[Stored items]
##########

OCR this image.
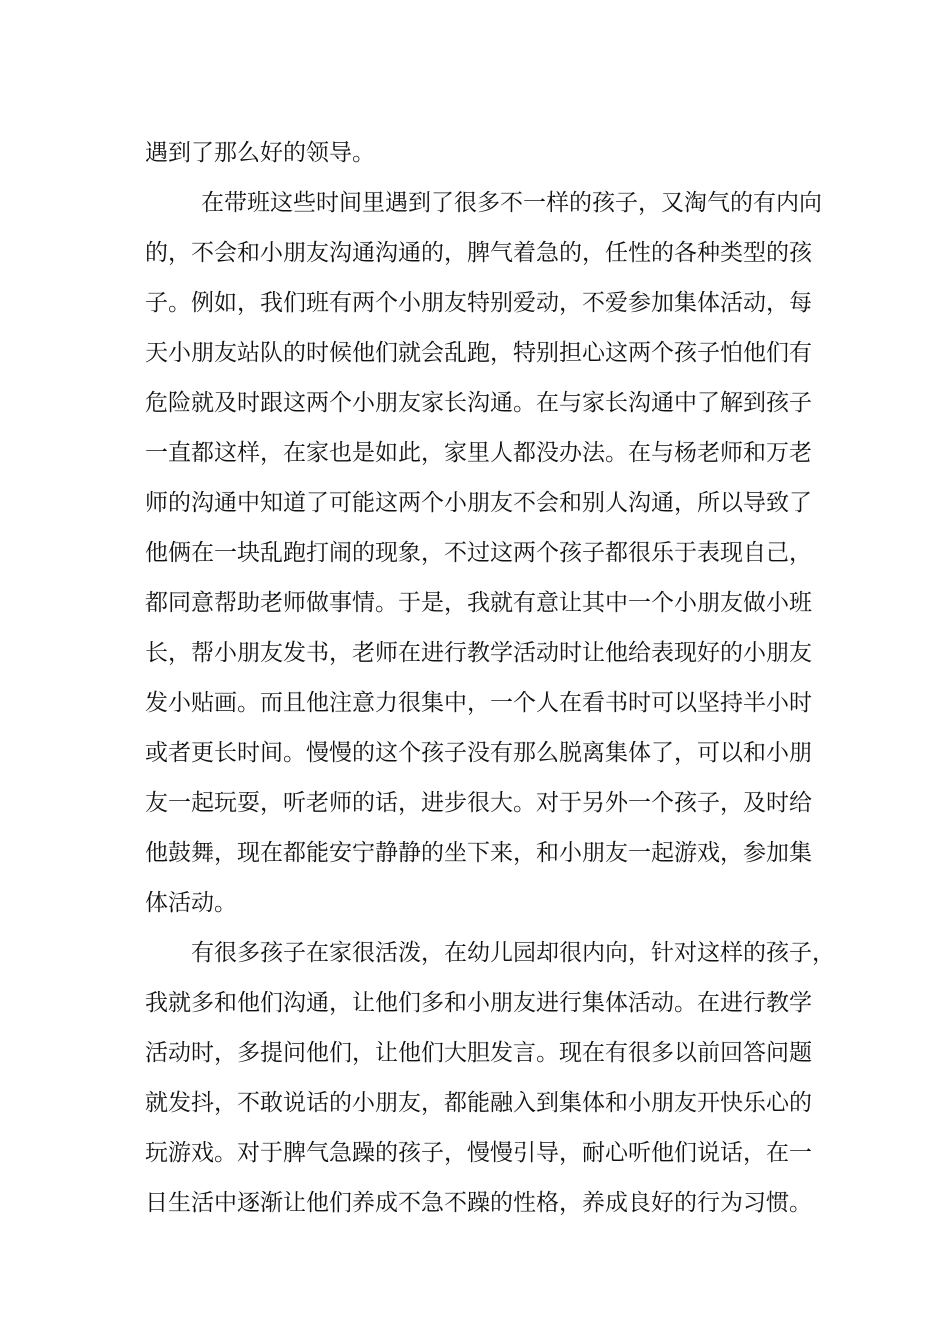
遇到了那么好的领导。
在带班这些时间里遇到了很多不一样的孩子，又淘气的有内向
的，不会和小朋友沟通沟通的，脾气着急的，任性的各种类型的孩
子。例如，我们班有两个小朋友特别爱动，不爱参加集体活动，每
天小朋友站队的时候他们就会乱跑，特别担心这两个孩子怕他们有
危险就及时跟这两个小朋友家长沟通。在与家长沟通中了解到孩子
一直都这样，在家也是如此，家里人都没办法。在与杨老师和万老
师的沟通中知道了可能这两个小朋友不会和别人沟通，所以导致了
他俩在一块乱跑打闹的现象，不过这两个孩子都很乐于表现自己，
都同意帮助老师做事情。于是，我就有意让其中一个小朋友做小班
长，帮小朋友发书，老师在进行教学活动时让他给表现好的小朋友
发小贴画。而且他注意力很集中，一个人在看书时可以坚持半小时
或者更长时间。慢慢的这个孩子没有那么脱离集体了，可以和小朋
友一起玩耍，听老师的话，进步很大。对于另外一个孩子，及时给
他鼓舞，现在都能安宁静静的坐下来，和小朋友一起游戏，参加集
体活动。
有很多孩子在家很活泼，在幼儿园却很内向，针对这样的孩子，
我就多和他们沟通，让他们多和小朋友进行集体活动。在进行教学
活动时，多提问他们，让他们大胆发言。现在有很多以前回答问题
就发抖，不敢说话的小朋友，都能融入到集体和小朋友开快乐心的
玩游戏。对于脾气急躁的孩子，慢慢引导，耐心听他们说话，在一
日生活中逐渐让他们养成不急不躁的性格，养成良好的行为习惯。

##########

Job
Omit the pictures. Transcribe every record exactly.

Reply
OCR this image.
遇到了那么好的领导。
在带班这些时间里遇到了很多不一样的孩子，又淘气的有内向
的，不会和小朋友沟通沟通的，脾气着急的，任性的各种类型的孩
子。例如，我们班有两个小朋友特别爱动，不爱参加集体活动，每
天小朋友站队的时候他们就会乱跑，特别担心这两个孩子怕他们有
危险就及时跟这两个小朋友家长沟通。在与家长沟通中了解到孩子
一直都这样，在家也是如此，家里人都没办法。在与杨老师和万老
师的沟通中知道了可能这两个小朋友不会和别人沟通，所以导致了
他俩在一块乱跑打闹的现象，不过这两个孩子都很乐于表现自己，
都同意帮助老师做事情。于是，我就有意让其中一个小朋友做小班
长，帮小朋友发书，老师在进行教学活动时让他给表现好的小朋友
发小贴画。而且他注意力很集中，一个人在看书时可以坚持半小时
或者更长时间。慢慢的这个孩子没有那么脱离集体了，可以和小朋
友一起玩耍，听老师的话，进步很大。对于另外一个孩子，及时给
他鼓舞，现在都能安宁静静的坐下来，和小朋友一起游戏，参加集
体活动。
有很多孩子在家很活泼，在幼儿园却很内向，针对这样的孩子，
我就多和他们沟通，让他们多和小朋友进行集体活动。在进行教学
活动时，多提问他们，让他们大胆发言。现在有很多以前回答问题
就发抖，不敢说话的小朋友，都能融入到集体和小朋友开快乐心的
玩游戏。对于脾气急躁的孩子，慢慢引导，耐心听他们说话，在一
日生活中逐渐让他们养成不急不躁的性格，养成良好的行为习惯。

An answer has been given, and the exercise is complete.